++++ GIVEN RECORDS ++++

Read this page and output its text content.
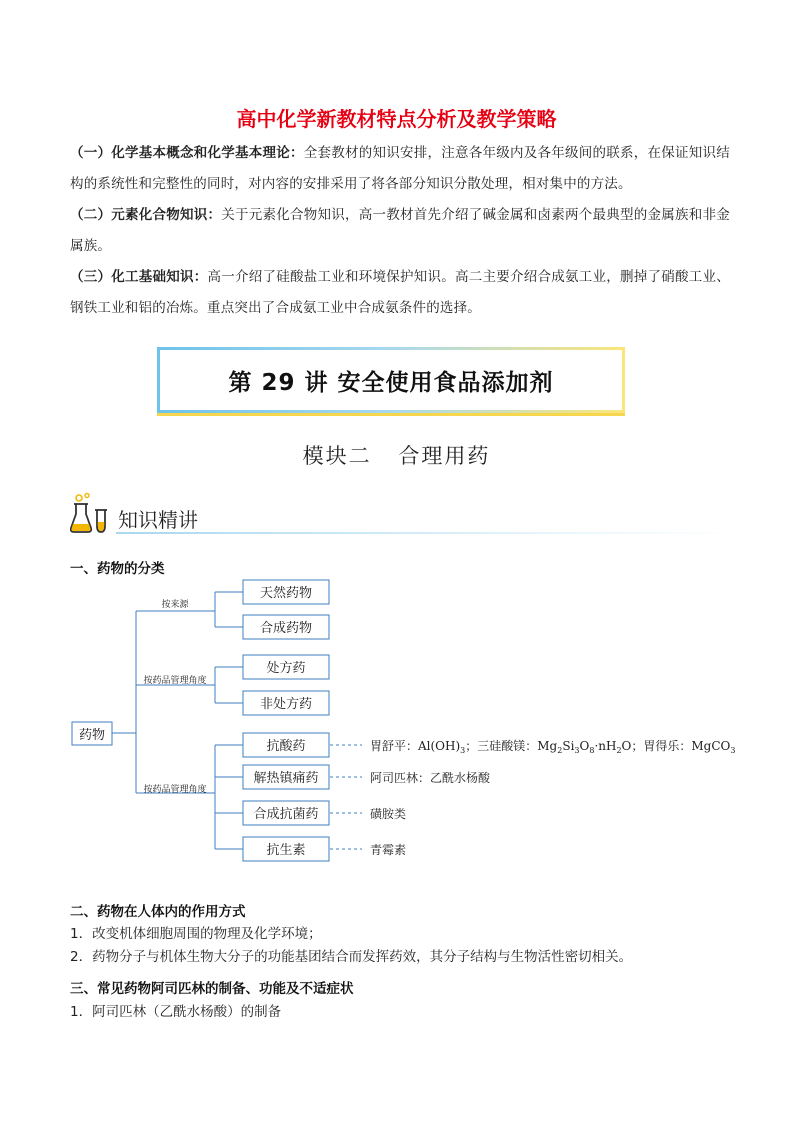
高中化学新教材特点分析及教学策略
（一）化学基本概念和化学基本理论：全套教材的知识安排，注意各年级内及各年级间的联系，在保证知识结构的系统性和完整性的同时，对内容的安排采用了将各部分知识分散处理，相对集中的方法。
（二）元素化合物知识：关于元素化合物知识，高一教材首先介绍了碱金属和卤素两个最典型的金属族和非金属族。
（三）化工基础知识：高一介绍了硅酸盐工业和环境保护知识。高二主要介绍合成氨工业，删掉了硝酸工业、钢铁工业和铝的冶炼。重点突出了合成氨工业中合成氨条件的选择。
第 29 讲 安全使用食品添加剂
模块二 合理用药
知识精讲
一、药物的分类
药物
天然药物
合成药物
处方药
非处方药
抗酸药
解热镇痛药
合成抗菌药
抗生素
按来源
按药品管理角度
按药品管理角度
胃舒平：$Al(OH)_3$；三硅酸镁：$Mg_2Si_3O_8\cdot nH_2O$；胃得乐：MgCO$_3$
阿司匹林：乙酰水杨酸
磺胺类
青霉素
二、药物在人体内的作用方式
1．改变机体细胞周围的物理及化学环境；
2．药物分子与机体生物大分子的功能基团结合而发挥药效，其分子结构与生物活性密切相关。
三、常见药物阿司匹林的制备、功能及不适症状
1．阿司匹林（乙酰水杨酸）的制备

++++

__AIM OF THE TASK__: Leave out the pictures and give the rest of the records again exactly.

__EXPECTED ANSWER__:
Read this page and output its text content.
高中化学新教材特点分析及教学策略
（一）化学基本概念和化学基本理论：全套教材的知识安排，注意各年级内及各年级间的联系，在保证知识结构的系统性和完整性的同时，对内容的安排采用了将各部分知识分散处理，相对集中的方法。
（二）元素化合物知识：关于元素化合物知识，高一教材首先介绍了碱金属和卤素两个最典型的金属族和非金属族。
（三）化工基础知识：高一介绍了硅酸盐工业和环境保护知识。高二主要介绍合成氨工业，删掉了硝酸工业、钢铁工业和铝的冶炼。重点突出了合成氨工业中合成氨条件的选择。
第 29 讲 安全使用食品添加剂
模块二 合理用药
知识精讲
一、药物的分类
药物
天然药物
合成药物
处方药
非处方药
抗酸药
解热镇痛药
合成抗菌药
抗生素
按来源
按药品管理角度
按药品管理角度
胃舒平：$Al(OH)_3$；三硅酸镁：$Mg_2Si_3O_8\cdot nH_2O$；胃得乐：MgCO$_3$
阿司匹林：乙酰水杨酸
磺胺类
青霉素
二、药物在人体内的作用方式
1．改变机体细胞周围的物理及化学环境；
2．药物分子与机体生物大分子的功能基团结合而发挥药效，其分子结构与生物活性密切相关。
三、常见药物阿司匹林的制备、功能及不适症状
1．阿司匹林（乙酰水杨酸）的制备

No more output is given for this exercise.